Exercise aim =
Show every line that has the string "Druckgußlegierungen" in it.

** start Given information **

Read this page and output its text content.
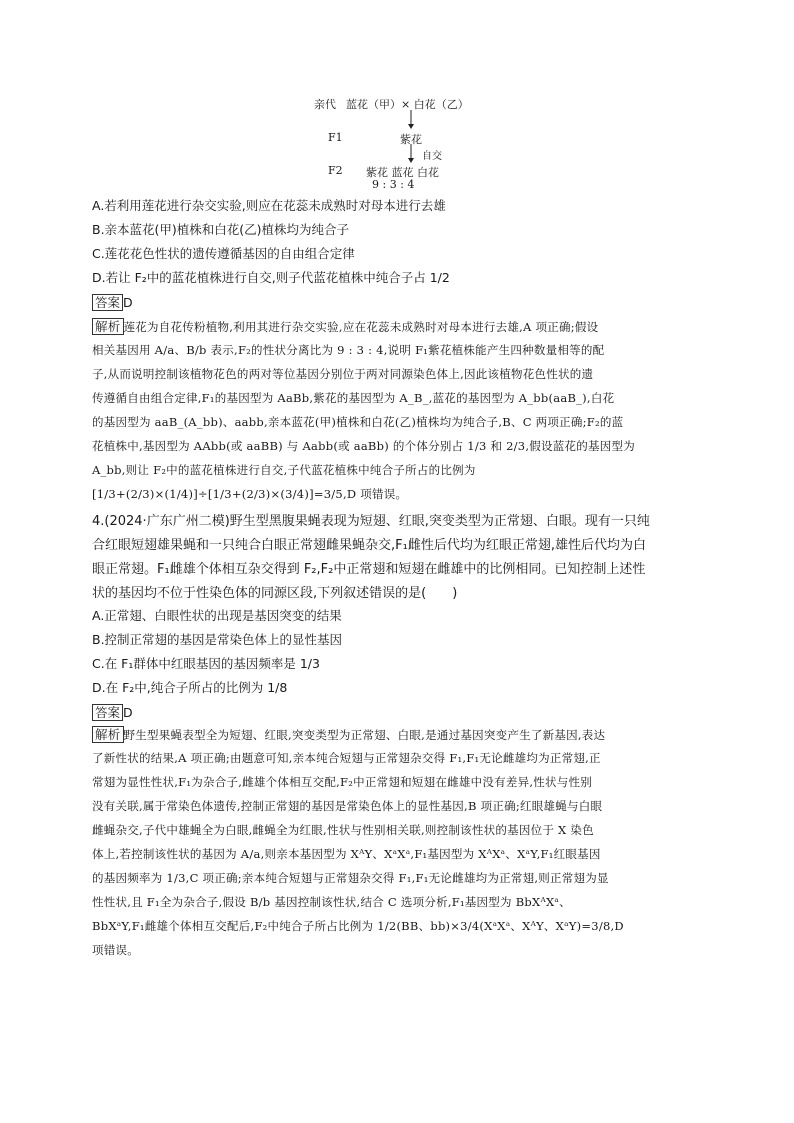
亲代 蓝花（甲）× 白花（乙）
F1	紫花
自交
F2 紫花 蓝花 白花
9 : 3 : 4
A.若利用莲花进行杂交实验,则应在花蕊未成熟时对母本进行去雄
B.亲本蓝花(甲)植株和白花(乙)植株均为纯合子
C.莲花花色性状的遗传遵循基因的自由组合定律
D.若让 F₂中的蓝花植株进行自交,则子代蓝花植株中纯合子占 1/2
答案 D
解析 莲花为自花传粉植物,利用其进行杂交实验,应在花蕊未成熟时对母本进行去雄,A 项正确;假设
相关基因用 A/a、B/b 表示,F₂的性状分离比为 9 : 3 : 4,说明 F₁紫花植株能产生四种数量相等的配
子,从而说明控制该植物花色的两对等位基因分别位于两对同源染色体上,因此该植物花色性状的遗
传遵循自由组合定律,F₁的基因型为 AaBb,紫花的基因型为 A_B_,蓝花的基因型为 A_bb(aaB_),白花
的基因型为 aaB_(A_bb)、aabb,亲本蓝花(甲)植株和白花(乙)植株均为纯合子,B、C 两项正确;F₂的蓝
花植株中,基因型为 AAbb(或 aaBB) 与 Aabb(或 aaBb) 的个体分别占 1/3 和 2/3,假设蓝花的基因型为
A_bb,则让 F₂中的蓝花植株进行自交,子代蓝花植株中纯合子所占的比例为
[1/3+(2/3)×(1/4)]÷[1/3+(2/3)×(3/4)]=3/5,D 项错误。
4.(2024·广东广州二模)野生型黑腹果蝇表现为短翅、红眼,突变类型为正常翅、白眼。现有一只纯
合红眼短翅雄果蝇和一只纯合白眼正常翅雌果蝇杂交,F₁雌性后代均为红眼正常翅,雄性后代均为白
眼正常翅。F₁雌雄个体相互杂交得到 F₂,F₂中正常翅和短翅在雌雄中的比例相同。已知控制上述性
状的基因均不位于性染色体的同源区段,下列叙述错误的是(　　)
A.正常翅、白眼性状的出现是基因突变的结果
B.控制正常翅的基因是常染色体上的显性基因
C.在 F₁群体中红眼基因的基因频率是 1/3
D.在 F₂中,纯合子所占的比例为 1/8
答案 D
解析 野生型果蝇表型全为短翅、红眼,突变类型为正常翅、白眼,是通过基因突变产生了新基因,表达
了新性状的结果,A 项正确;由题意可知,亲本纯合短翅与正常翅杂交得 F₁,F₁无论雌雄均为正常翅,正
常翅为显性性状,F₁为杂合子,雌雄个体相互交配,F₂中正常翅和短翅在雌雄中没有差异,性状与性别
没有关联,属于常染色体遗传,控制正常翅的基因是常染色体上的显性基因,B 项正确;红眼雄蝇与白眼
雌蝇杂交,子代中雄蝇全为白眼,雌蝇全为红眼,性状与性别相关联,则控制该性状的基因位于 X 染色
体上,若控制该性状的基因为 A/a,则亲本基因型为 XᴬY、XᵃXᵃ,F₁基因型为 XᴬXᵃ、XᵃY,F₁红眼基因
的基因频率为 1/3,C 项正确;亲本纯合短翅与正常翅杂交得 F₁,F₁无论雌雄均为正常翅,则正常翅为显
性性状,且 F₁全为杂合子,假设 B/b 基因控制该性状,结合 C 选项分析,F₁基因型为 BbXᴬXᵃ、
BbXᵃY,F₁雌雄个体相互交配后,F₂中纯合子所占比例为 1/2(BB、bb)×3/4(XᵃXᵃ、XᴬY、XᵃY)=3/8,D
项错误。
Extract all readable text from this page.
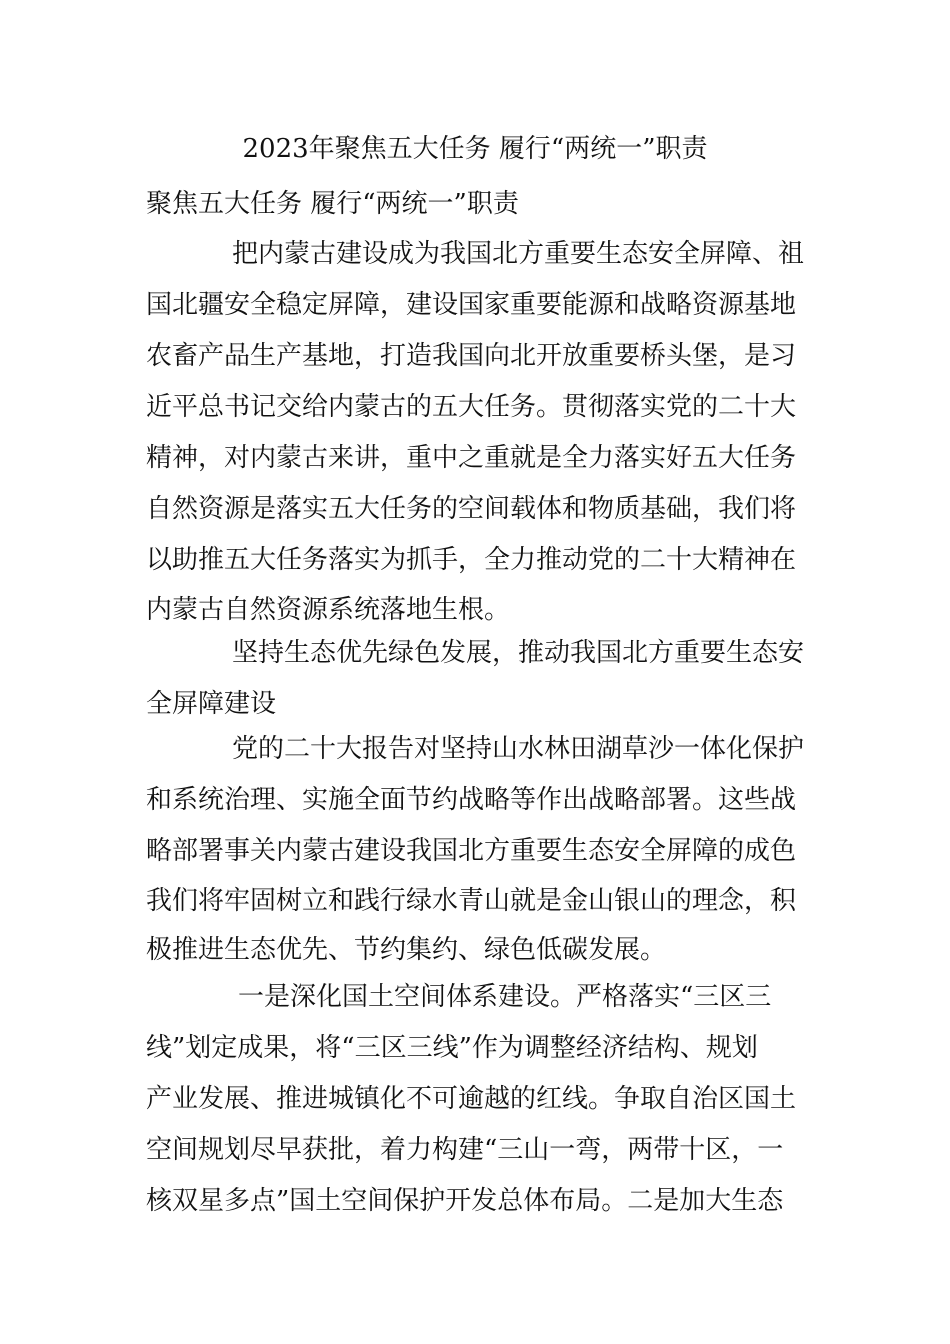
2023年聚焦五大任务 履行“两统一”职责
聚焦五大任务 履行“两统一”职责
把内蒙古建设成为我国北方重要生态安全屏障、祖
国北疆安全稳定屏障，建设国家重要能源和战略资源基地
农畜产品生产基地，打造我国向北开放重要桥头堡，是习
近平总书记交给内蒙古的五大任务。贯彻落实党的二十大
精神，对内蒙古来讲，重中之重就是全力落实好五大任务
自然资源是落实五大任务的空间载体和物质基础，我们将
以助推五大任务落实为抓手，全力推动党的二十大精神在
内蒙古自然资源系统落地生根。
坚持生态优先绿色发展，推动我国北方重要生态安
全屏障建设
党的二十大报告对坚持山水林田湖草沙一体化保护
和系统治理、实施全面节约战略等作出战略部署。这些战
略部署事关内蒙古建设我国北方重要生态安全屏障的成色
我们将牢固树立和践行绿水青山就是金山银山的理念，积
极推进生态优先、节约集约、绿色低碳发展。
一是深化国土空间体系建设。严格落实“三区三
线”划定成果，将“三区三线”作为调整经济结构、规划
产业发展、推进城镇化不可逾越的红线。争取自治区国土
空间规划尽早获批，着力构建“三山一弯，两带十区，一
核双星多点”国土空间保护开发总体布局。二是加大生态
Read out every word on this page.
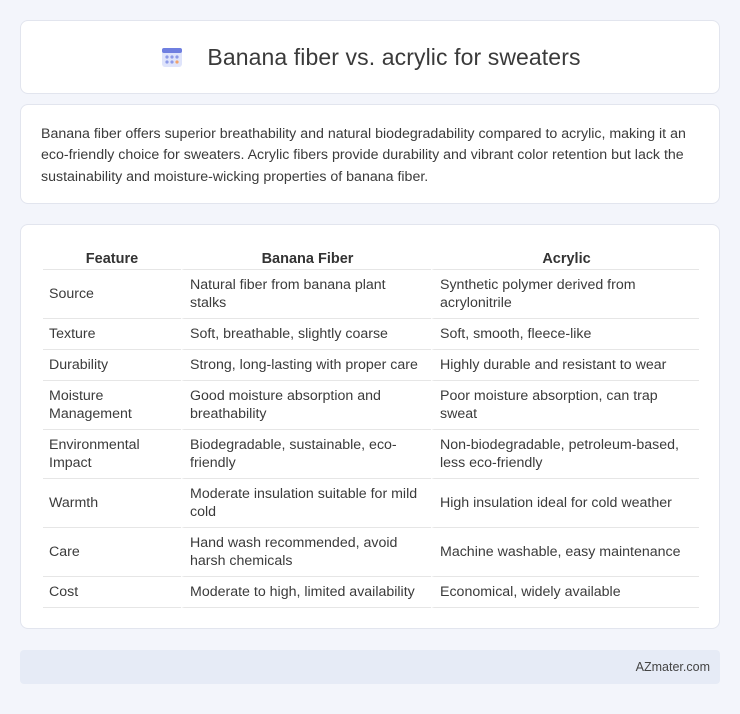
Banana fiber vs. acrylic for sweaters

Banana fiber offers superior breathability and natural biodegradability compared to acrylic, making it an eco-friendly choice for sweaters. Acrylic fibers provide durability and vibrant color retention but lack the sustainability and moisture-wicking properties of banana fiber.

Feature	Banana Fiber	Acrylic
Source	Natural fiber from banana plant stalks	Synthetic polymer derived from acrylonitrile
Texture	Soft, breathable, slightly coarse	Soft, smooth, fleece-like
Durability	Strong, long-lasting with proper care	Highly durable and resistant to wear
Moisture Management	Good moisture absorption and breathability	Poor moisture absorption, can trap sweat
Environmental Impact	Biodegradable, sustainable, eco-friendly	Non-biodegradable, petroleum-based, less eco-friendly
Warmth	Moderate insulation suitable for mild cold	High insulation ideal for cold weather
Care	Hand wash recommended, avoid harsh chemicals	Machine washable, easy maintenance
Cost	Moderate to high, limited availability	Economical, widely available
AZmater.com
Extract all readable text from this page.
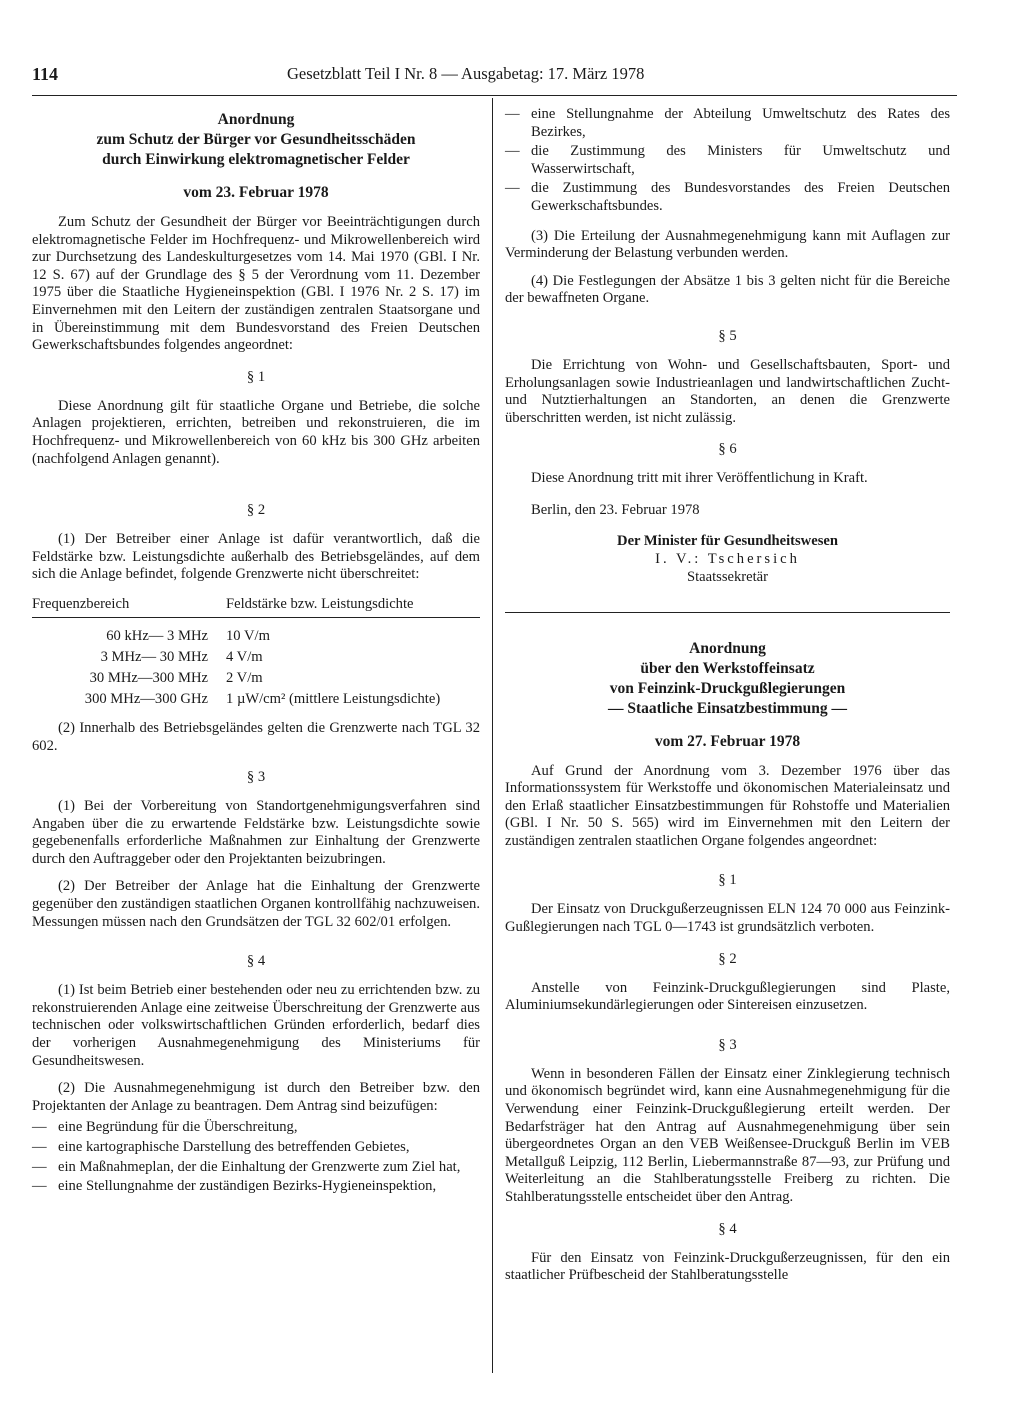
114	Gesetzblatt Teil I Nr. 8 — Ausgabetag: 17. März 1978
Anordnung
zum Schutz der Bürger vor Gesundheitsschäden
durch Einwirkung elektromagnetischer Felder
vom 23. Februar 1978

Zum Schutz der Gesundheit der Bürger vor Beeinträchtigungen durch elektromagnetische Felder im Hochfrequenz- und Mikrowellenbereich wird zur Durchsetzung des Landeskulturgesetzes vom 14. Mai 1970 (GBl. I Nr. 12 S. 67) auf der Grundlage des § 5 der Verordnung vom 11. Dezember 1975 über die Staatliche Hygieneinspektion (GBl. I 1976 Nr. 2 S. 17) im Einvernehmen mit den Leitern der zuständigen zentralen Staatsorgane und in Übereinstimmung mit dem Bundesvorstand des Freien Deutschen Gewerkschaftsbundes folgendes angeordnet:

§ 1

Diese Anordnung gilt für staatliche Organe und Betriebe, die solche Anlagen projektieren, errichten, betreiben und rekonstruieren, die im Hochfrequenz- und Mikrowellenbereich von 60 kHz bis 300 GHz arbeiten (nachfolgend Anlagen genannt).

§ 2

(1) Der Betreiber einer Anlage ist dafür verantwortlich, daß die Feldstärke bzw. Leistungsdichte außerhalb des Betriebsgeländes, auf dem sich die Anlage befindet, folgende Grenzwerte nicht überschreitet:

Frequenzbereich	Feldstärke bzw. Leistungsdichte
60 kHz— 3 MHz	10 V/m
3 MHz— 30 MHz	4 V/m
30 MHz—300 MHz	2 V/m
300 MHz—300 GHz	1 µW/cm² (mittlere Leistungsdichte)

(2) Innerhalb des Betriebsgeländes gelten die Grenzwerte nach TGL 32 602.

§ 3

(1) Bei der Vorbereitung von Standortgenehmigungsverfahren sind Angaben über die zu erwartende Feldstärke bzw. Leistungsdichte sowie gegebenenfalls erforderliche Maßnahmen zur Einhaltung der Grenzwerte durch den Auftraggeber oder den Projektanten beizubringen.

(2) Der Betreiber der Anlage hat die Einhaltung der Grenzwerte gegenüber den zuständigen staatlichen Organen kontrollfähig nachzuweisen. Messungen müssen nach den Grundsätzen der TGL 32 602/01 erfolgen.

§ 4

(1) Ist beim Betrieb einer bestehenden oder neu zu errichtenden bzw. zu rekonstruierenden Anlage eine zeitweise Überschreitung der Grenzwerte aus technischen oder volkswirtschaftlichen Gründen erforderlich, bedarf dies der vorherigen Ausnahmegenehmigung des Ministeriums für Gesundheitswesen.

(2) Die Ausnahmegenehmigung ist durch den Betreiber bzw. den Projektanten der Anlage zu beantragen. Dem Antrag sind beizufügen:

— eine Begründung für die Überschreitung,
— eine kartographische Darstellung des betreffenden Gebietes,
— ein Maßnahmeplan, der die Einhaltung der Grenzwerte zum Ziel hat,
— eine Stellungnahme der zuständigen Bezirks-Hygieneinspektion,
— eine Stellungnahme der Abteilung Umweltschutz des Rates des Bezirkes,
— die Zustimmung des Ministers für Umweltschutz und Wasserwirtschaft,
— die Zustimmung des Bundesvorstandes des Freien Deutschen Gewerkschaftsbundes.

(3) Die Erteilung der Ausnahmegenehmigung kann mit Auflagen zur Verminderung der Belastung verbunden werden.

(4) Die Festlegungen der Absätze 1 bis 3 gelten nicht für die Bereiche der bewaffneten Organe.

§ 5

Die Errichtung von Wohn- und Gesellschaftsbauten, Sport- und Erholungsanlagen sowie Industrieanlagen und landwirtschaftlichen Zucht- und Nutztierhaltungen an Standorten, an denen die Grenzwerte überschritten werden, ist nicht zulässig.

§ 6

Diese Anordnung tritt mit ihrer Veröffentlichung in Kraft.

Berlin, den 23. Februar 1978

Der Minister für Gesundheitswesen
I. V.: Tschersich
Staatssekretär
Anordnung
über den Werkstoffeinsatz
von Feinzink-Druckgußlegierungen
— Staatliche Einsatzbestimmung —
vom 27. Februar 1978

Auf Grund der Anordnung vom 3. Dezember 1976 über das Informationssystem für Werkstoffe und ökonomischen Materialeinsatz und den Erlaß staatlicher Einsatzbestimmungen für Rohstoffe und Materialien (GBl. I Nr. 50 S. 565) wird im Einvernehmen mit den Leitern der zuständigen zentralen staatlichen Organe folgendes angeordnet:

§ 1

Der Einsatz von Druckgußerzeugnissen ELN 124 70 000 aus Feinzink-Gußlegierungen nach TGL 0—1743 ist grundsätzlich verboten.

§ 2

Anstelle von Feinzink-Druckgußlegierungen sind Plaste, Aluminiumsekundärlegierungen oder Sintereisen einzusetzen.

§ 3

Wenn in besonderen Fällen der Einsatz einer Zinklegierung technisch und ökonomisch begründet wird, kann eine Ausnahmegenehmigung für die Verwendung einer Feinzink-Druckgußlegierung erteilt werden. Der Bedarfsträger hat den Antrag auf Ausnahmegenehmigung über sein übergeordnetes Organ an den VEB Weißensee-Druckguß Berlin im VEB Metallguß Leipzig, 112 Berlin, Liebermannstraße 87—93, zur Prüfung und Weiterleitung an die Stahlberatungsstelle Freiberg zu richten. Die Stahlberatungsstelle entscheidet über den Antrag.

§ 4

Für den Einsatz von Feinzink-Druckgußerzeugnissen, für den ein staatlicher Prüfbescheid der Stahlberatungsstelle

** end Given information **

Response to this exercise =
von Feinzink-Druckgußlegierungen
Anstelle von Feinzink-Druckgußlegierungen sind Plaste, Aluminiumsekundärlegierungen oder Sintereisen einzusetzen.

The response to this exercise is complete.